What to work on:
Write the data out again in full, with no departure from the original.

Material provided:
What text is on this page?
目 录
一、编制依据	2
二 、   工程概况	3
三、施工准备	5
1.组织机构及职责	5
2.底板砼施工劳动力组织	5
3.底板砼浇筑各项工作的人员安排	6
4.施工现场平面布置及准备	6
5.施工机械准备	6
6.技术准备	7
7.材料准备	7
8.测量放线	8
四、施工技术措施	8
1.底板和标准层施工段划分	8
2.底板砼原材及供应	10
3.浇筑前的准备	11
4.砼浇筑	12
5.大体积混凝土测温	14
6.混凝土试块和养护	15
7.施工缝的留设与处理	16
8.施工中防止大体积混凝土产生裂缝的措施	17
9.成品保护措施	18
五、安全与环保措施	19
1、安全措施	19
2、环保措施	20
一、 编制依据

Completed task:
What text is on this page?
目 录
一、编制依据	2
二 、   工程概况	3
三、施工准备	5
1.组织机构及职责	5
2.底板砼施工劳动力组织	5
3.底板砼浇筑各项工作的人员安排	6
4.施工现场平面布置及准备	6
5.施工机械准备	6
6.技术准备	7
7.材料准备	7
8.测量放线	8
四、施工技术措施	8
1.底板和标准层施工段划分	8
2.底板砼原材及供应	10
3.浇筑前的准备	11
4.砼浇筑	12
5.大体积混凝土测温	14
6.混凝土试块和养护	15
7.施工缝的留设与处理	16
8.施工中防止大体积混凝土产生裂缝的措施	17
9.成品保护措施	18
五、安全与环保措施	19
1、安全措施	19
2、环保措施	20
一、 编制依据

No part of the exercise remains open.